WHAT THE TASK REQUIRES
Could you copy out the material below, replacing every "scatter-point" with "data-point" and leaving everything else unchanged?
>>>
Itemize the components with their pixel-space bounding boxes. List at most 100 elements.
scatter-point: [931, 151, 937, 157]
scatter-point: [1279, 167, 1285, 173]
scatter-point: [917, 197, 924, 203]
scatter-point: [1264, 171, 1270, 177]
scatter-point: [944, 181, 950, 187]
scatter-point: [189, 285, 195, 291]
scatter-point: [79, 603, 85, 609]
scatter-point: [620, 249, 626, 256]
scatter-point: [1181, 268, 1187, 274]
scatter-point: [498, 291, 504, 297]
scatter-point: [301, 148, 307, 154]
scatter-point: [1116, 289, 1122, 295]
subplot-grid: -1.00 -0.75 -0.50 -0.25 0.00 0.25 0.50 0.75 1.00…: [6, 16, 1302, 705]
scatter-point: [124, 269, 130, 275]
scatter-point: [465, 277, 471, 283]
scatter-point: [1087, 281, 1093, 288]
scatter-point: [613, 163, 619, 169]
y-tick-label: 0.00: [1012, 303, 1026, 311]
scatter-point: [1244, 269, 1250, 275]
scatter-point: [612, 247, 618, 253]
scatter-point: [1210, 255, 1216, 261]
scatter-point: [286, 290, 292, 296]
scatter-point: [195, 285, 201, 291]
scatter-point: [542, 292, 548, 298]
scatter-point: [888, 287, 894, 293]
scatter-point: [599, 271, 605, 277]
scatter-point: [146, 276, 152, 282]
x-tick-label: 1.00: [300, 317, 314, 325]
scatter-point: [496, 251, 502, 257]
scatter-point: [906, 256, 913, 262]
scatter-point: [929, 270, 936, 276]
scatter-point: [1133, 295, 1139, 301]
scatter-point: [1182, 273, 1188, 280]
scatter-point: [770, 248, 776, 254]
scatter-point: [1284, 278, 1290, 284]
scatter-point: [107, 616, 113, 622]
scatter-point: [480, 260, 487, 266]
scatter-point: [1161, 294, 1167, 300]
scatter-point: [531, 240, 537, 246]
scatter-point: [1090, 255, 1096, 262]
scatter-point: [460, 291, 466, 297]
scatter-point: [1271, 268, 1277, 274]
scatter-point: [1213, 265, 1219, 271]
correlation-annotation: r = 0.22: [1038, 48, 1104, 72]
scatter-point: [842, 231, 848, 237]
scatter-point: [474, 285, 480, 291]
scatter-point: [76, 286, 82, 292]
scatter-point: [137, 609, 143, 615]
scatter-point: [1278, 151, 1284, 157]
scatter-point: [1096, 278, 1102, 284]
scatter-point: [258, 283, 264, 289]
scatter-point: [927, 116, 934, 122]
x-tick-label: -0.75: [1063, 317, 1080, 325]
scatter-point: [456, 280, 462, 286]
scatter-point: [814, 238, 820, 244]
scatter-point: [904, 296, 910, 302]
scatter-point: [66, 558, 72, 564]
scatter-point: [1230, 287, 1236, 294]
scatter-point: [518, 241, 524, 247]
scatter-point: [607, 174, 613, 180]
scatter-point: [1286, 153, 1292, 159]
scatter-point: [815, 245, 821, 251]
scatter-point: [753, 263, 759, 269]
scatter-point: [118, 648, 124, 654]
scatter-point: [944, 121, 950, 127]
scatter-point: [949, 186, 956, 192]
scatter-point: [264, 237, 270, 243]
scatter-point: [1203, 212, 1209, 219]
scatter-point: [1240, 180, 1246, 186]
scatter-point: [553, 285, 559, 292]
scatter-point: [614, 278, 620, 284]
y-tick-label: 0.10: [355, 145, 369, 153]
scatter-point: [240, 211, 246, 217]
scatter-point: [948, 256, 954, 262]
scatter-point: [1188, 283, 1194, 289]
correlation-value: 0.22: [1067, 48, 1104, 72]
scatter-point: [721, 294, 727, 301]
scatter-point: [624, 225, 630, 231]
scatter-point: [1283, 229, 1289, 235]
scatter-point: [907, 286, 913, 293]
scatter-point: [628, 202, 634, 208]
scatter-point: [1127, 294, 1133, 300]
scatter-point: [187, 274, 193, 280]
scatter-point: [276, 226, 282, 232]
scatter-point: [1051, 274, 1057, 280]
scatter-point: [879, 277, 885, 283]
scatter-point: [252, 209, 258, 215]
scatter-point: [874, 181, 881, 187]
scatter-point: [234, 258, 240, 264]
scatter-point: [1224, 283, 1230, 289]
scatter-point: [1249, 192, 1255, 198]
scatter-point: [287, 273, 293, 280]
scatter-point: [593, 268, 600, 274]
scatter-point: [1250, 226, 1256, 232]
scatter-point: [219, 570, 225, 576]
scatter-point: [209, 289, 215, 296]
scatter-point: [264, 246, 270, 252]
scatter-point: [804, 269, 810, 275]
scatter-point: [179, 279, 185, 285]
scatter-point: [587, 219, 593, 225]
<<<
COMPLETED TASK
Itemize the components with their pixel-space bounding boxes. List at most 100 elements.
data-point: [931, 151, 937, 157]
data-point: [1279, 167, 1285, 173]
data-point: [917, 197, 924, 203]
data-point: [1264, 171, 1270, 177]
data-point: [944, 181, 950, 187]
data-point: [189, 285, 195, 291]
data-point: [79, 603, 85, 609]
data-point: [620, 249, 626, 256]
data-point: [1181, 268, 1187, 274]
data-point: [498, 291, 504, 297]
data-point: [301, 148, 307, 154]
data-point: [1116, 289, 1122, 295]
subplot-grid: -1.00 -0.75 -0.50 -0.25 0.00 0.25 0.50 0.75 1.00…: [6, 16, 1302, 705]
data-point: [124, 269, 130, 275]
data-point: [465, 277, 471, 283]
data-point: [1087, 281, 1093, 288]
data-point: [613, 163, 619, 169]
y-tick-label: 0.00: [1012, 303, 1026, 311]
data-point: [1244, 269, 1250, 275]
data-point: [612, 247, 618, 253]
data-point: [1210, 255, 1216, 261]
data-point: [286, 290, 292, 296]
data-point: [195, 285, 201, 291]
data-point: [542, 292, 548, 298]
data-point: [888, 287, 894, 293]
data-point: [599, 271, 605, 277]
data-point: [146, 276, 152, 282]
x-tick-label: 1.00: [300, 317, 314, 325]
data-point: [496, 251, 502, 257]
data-point: [906, 256, 913, 262]
data-point: [929, 270, 936, 276]
data-point: [1133, 295, 1139, 301]
data-point: [1182, 273, 1188, 280]
data-point: [770, 248, 776, 254]
data-point: [1284, 278, 1290, 284]
data-point: [107, 616, 113, 622]
data-point: [480, 260, 487, 266]
data-point: [1161, 294, 1167, 300]
data-point: [531, 240, 537, 246]
data-point: [1090, 255, 1096, 262]
data-point: [460, 291, 466, 297]
data-point: [1271, 268, 1277, 274]
data-point: [1213, 265, 1219, 271]
correlation-annotation: r = 0.22: [1038, 48, 1104, 72]
data-point: [842, 231, 848, 237]
data-point: [474, 285, 480, 291]
data-point: [76, 286, 82, 292]
data-point: [137, 609, 143, 615]
data-point: [1278, 151, 1284, 157]
data-point: [1096, 278, 1102, 284]
data-point: [258, 283, 264, 289]
data-point: [927, 116, 934, 122]
x-tick-label: -0.75: [1063, 317, 1080, 325]
data-point: [456, 280, 462, 286]
data-point: [814, 238, 820, 244]
data-point: [904, 296, 910, 302]
data-point: [66, 558, 72, 564]
data-point: [1230, 287, 1236, 294]
data-point: [518, 241, 524, 247]
data-point: [607, 174, 613, 180]
data-point: [1286, 153, 1292, 159]
data-point: [815, 245, 821, 251]
data-point: [753, 263, 759, 269]
data-point: [118, 648, 124, 654]
data-point: [944, 121, 950, 127]
data-point: [949, 186, 956, 192]
data-point: [264, 237, 270, 243]
data-point: [1203, 212, 1209, 219]
data-point: [1240, 180, 1246, 186]
data-point: [553, 285, 559, 292]
data-point: [614, 278, 620, 284]
y-tick-label: 0.10: [355, 145, 369, 153]
data-point: [240, 211, 246, 217]
data-point: [948, 256, 954, 262]
data-point: [1188, 283, 1194, 289]
correlation-value: 0.22: [1067, 48, 1104, 72]
data-point: [721, 294, 727, 301]
data-point: [624, 225, 630, 231]
data-point: [1283, 229, 1289, 235]
data-point: [907, 286, 913, 293]
data-point: [628, 202, 634, 208]
data-point: [1127, 294, 1133, 300]
data-point: [187, 274, 193, 280]
data-point: [276, 226, 282, 232]
data-point: [1051, 274, 1057, 280]
data-point: [879, 277, 885, 283]
data-point: [252, 209, 258, 215]
data-point: [874, 181, 881, 187]
data-point: [234, 258, 240, 264]
data-point: [1224, 283, 1230, 289]
data-point: [1249, 192, 1255, 198]
data-point: [287, 273, 293, 280]
data-point: [593, 268, 600, 274]
data-point: [1250, 226, 1256, 232]
data-point: [219, 570, 225, 576]
data-point: [209, 289, 215, 296]
data-point: [264, 246, 270, 252]
data-point: [804, 269, 810, 275]
data-point: [179, 279, 185, 285]
data-point: [587, 219, 593, 225]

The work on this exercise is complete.